> REQUEST: From the line containing "Transcribe the text in this document." down to the last line of the material, return those lines verbatim and only those.

> INFORMATION SUPPLIED:
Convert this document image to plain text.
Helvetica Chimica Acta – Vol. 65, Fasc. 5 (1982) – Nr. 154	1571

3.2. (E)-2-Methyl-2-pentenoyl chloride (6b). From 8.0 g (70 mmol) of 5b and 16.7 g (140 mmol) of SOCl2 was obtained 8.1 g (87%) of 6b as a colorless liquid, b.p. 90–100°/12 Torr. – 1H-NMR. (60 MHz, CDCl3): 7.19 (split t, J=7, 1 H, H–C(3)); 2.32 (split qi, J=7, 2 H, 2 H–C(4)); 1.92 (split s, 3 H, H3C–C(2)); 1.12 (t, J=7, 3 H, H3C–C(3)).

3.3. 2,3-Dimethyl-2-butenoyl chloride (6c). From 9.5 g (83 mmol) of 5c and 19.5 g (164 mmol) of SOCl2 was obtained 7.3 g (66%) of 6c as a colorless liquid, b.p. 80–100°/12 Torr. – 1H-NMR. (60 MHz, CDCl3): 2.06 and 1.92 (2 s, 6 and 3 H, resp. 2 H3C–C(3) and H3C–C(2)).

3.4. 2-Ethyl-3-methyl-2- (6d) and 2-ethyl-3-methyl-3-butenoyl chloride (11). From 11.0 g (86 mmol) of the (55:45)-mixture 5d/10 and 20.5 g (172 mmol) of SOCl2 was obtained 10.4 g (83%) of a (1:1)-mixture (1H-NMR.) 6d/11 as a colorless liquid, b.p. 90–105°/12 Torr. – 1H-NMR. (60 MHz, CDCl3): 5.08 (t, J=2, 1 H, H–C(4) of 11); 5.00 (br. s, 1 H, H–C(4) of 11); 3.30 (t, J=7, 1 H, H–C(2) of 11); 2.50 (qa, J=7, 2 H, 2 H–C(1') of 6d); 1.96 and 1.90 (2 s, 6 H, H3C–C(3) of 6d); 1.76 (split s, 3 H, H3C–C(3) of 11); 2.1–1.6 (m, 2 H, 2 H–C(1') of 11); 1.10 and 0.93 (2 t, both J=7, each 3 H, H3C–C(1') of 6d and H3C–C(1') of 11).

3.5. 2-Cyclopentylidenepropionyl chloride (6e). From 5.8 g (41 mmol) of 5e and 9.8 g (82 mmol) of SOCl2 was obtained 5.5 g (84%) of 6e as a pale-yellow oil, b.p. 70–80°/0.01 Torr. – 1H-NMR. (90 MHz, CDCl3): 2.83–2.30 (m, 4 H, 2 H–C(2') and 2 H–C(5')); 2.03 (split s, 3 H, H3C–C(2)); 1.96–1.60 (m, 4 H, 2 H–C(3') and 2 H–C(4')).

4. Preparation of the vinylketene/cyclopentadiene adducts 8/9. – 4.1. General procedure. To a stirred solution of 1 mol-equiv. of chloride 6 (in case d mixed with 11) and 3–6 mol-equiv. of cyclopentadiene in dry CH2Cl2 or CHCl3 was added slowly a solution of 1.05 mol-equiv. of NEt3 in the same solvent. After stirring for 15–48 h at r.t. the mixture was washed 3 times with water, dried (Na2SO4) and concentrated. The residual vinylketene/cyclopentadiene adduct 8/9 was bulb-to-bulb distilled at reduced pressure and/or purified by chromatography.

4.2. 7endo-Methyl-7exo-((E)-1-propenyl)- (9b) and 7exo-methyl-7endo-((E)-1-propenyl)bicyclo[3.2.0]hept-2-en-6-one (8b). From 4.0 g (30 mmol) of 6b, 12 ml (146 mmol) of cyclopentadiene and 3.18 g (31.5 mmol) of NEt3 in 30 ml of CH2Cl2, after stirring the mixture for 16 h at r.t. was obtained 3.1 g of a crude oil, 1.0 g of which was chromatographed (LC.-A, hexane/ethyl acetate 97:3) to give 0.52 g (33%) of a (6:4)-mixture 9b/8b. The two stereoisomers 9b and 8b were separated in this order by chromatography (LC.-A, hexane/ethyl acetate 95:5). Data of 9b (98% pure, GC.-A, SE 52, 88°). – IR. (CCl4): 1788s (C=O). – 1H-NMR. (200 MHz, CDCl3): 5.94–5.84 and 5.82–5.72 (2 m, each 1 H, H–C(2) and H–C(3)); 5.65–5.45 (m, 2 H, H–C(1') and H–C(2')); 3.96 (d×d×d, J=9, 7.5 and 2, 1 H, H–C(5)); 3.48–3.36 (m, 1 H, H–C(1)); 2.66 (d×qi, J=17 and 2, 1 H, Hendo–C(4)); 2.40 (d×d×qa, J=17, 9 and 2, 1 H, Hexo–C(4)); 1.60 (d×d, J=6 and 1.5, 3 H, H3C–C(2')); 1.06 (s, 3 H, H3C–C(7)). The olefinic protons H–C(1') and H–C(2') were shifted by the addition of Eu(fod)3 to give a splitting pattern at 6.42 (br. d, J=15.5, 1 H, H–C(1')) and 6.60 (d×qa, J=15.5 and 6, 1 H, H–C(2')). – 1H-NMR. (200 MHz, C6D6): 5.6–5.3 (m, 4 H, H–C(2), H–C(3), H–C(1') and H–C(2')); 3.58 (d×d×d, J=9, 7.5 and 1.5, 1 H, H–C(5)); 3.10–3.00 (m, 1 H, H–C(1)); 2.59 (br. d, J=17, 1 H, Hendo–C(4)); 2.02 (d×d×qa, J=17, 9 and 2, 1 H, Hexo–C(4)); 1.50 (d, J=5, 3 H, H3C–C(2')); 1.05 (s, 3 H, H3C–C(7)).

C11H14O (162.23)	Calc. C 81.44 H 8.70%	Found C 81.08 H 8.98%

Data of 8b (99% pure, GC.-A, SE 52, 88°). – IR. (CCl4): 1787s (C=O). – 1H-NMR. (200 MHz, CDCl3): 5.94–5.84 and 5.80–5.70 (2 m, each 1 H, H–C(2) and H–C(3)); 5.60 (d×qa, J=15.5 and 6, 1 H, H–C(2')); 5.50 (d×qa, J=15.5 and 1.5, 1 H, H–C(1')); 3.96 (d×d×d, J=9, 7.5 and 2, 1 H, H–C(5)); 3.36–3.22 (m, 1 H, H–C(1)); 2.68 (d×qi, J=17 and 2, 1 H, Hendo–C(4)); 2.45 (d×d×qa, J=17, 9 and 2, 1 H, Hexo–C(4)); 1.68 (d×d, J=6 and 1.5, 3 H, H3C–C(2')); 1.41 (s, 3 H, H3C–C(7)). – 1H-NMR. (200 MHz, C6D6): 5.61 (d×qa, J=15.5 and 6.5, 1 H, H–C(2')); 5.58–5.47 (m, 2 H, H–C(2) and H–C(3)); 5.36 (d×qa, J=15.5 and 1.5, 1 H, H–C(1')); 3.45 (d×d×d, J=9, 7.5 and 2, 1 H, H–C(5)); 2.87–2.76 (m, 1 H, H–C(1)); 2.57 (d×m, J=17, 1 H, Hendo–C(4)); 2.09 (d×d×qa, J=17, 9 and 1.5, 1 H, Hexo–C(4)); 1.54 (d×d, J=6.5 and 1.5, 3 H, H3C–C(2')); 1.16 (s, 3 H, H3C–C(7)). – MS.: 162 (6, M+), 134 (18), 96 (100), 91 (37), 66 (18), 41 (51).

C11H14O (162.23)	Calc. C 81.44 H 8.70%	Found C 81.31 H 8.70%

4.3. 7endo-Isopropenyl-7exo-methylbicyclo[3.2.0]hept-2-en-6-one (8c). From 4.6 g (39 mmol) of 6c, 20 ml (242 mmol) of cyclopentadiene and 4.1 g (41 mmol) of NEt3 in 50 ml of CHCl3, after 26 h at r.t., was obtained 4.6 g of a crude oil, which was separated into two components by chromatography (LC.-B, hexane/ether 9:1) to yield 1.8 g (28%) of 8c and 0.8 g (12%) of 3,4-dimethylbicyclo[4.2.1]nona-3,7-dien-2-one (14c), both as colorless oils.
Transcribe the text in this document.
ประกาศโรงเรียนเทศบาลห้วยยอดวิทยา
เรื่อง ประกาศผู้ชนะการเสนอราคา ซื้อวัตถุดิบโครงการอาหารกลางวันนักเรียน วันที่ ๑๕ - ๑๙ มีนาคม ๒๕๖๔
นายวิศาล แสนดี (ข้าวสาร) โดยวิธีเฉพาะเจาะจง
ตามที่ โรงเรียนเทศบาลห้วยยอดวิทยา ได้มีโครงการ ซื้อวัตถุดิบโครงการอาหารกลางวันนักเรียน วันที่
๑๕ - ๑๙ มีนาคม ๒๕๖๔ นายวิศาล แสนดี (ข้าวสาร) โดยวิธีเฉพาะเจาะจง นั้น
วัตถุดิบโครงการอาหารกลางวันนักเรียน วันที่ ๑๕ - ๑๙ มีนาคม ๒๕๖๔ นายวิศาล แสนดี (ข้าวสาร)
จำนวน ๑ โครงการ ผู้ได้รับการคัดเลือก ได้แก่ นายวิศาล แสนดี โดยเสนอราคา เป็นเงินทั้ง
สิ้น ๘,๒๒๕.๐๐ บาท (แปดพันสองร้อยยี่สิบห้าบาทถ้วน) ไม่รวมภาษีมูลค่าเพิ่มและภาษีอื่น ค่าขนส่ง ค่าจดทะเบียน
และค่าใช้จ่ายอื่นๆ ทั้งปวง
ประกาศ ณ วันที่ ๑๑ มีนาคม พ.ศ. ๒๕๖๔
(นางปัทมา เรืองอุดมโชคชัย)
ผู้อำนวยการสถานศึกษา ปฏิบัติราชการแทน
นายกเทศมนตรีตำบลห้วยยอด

> ANSWER TO THIS PROBLEM:
Transcribe the text in this document.
ประกาศโรงเรียนเทศบาลห้วยยอดวิทยา
เรื่อง ประกาศผู้ชนะการเสนอราคา ซื้อวัตถุดิบโครงการอาหารกลางวันนักเรียน วันที่ ๑๕ - ๑๙ มีนาคม ๒๕๖๔
นายวิศาล แสนดี (ข้าวสาร) โดยวิธีเฉพาะเจาะจง
ตามที่ โรงเรียนเทศบาลห้วยยอดวิทยา ได้มีโครงการ ซื้อวัตถุดิบโครงการอาหารกลางวันนักเรียน วันที่
๑๕ - ๑๙ มีนาคม ๒๕๖๔ นายวิศาล แสนดี (ข้าวสาร) โดยวิธีเฉพาะเจาะจง นั้น
วัตถุดิบโครงการอาหารกลางวันนักเรียน วันที่ ๑๕ - ๑๙ มีนาคม ๒๕๖๔ นายวิศาล แสนดี (ข้าวสาร)
จำนวน ๑ โครงการ ผู้ได้รับการคัดเลือก ได้แก่ นายวิศาล แสนดี โดยเสนอราคา เป็นเงินทั้ง
สิ้น ๘,๒๒๕.๐๐ บาท (แปดพันสองร้อยยี่สิบห้าบาทถ้วน) ไม่รวมภาษีมูลค่าเพิ่มและภาษีอื่น ค่าขนส่ง ค่าจดทะเบียน
และค่าใช้จ่ายอื่นๆ ทั้งปวง
ประกาศ ณ วันที่ ๑๑ มีนาคม พ.ศ. ๒๕๖๔
(นางปัทมา เรืองอุดมโชคชัย)
ผู้อำนวยการสถานศึกษา ปฏิบัติราชการแทน
นายกเทศมนตรีตำบลห้วยยอด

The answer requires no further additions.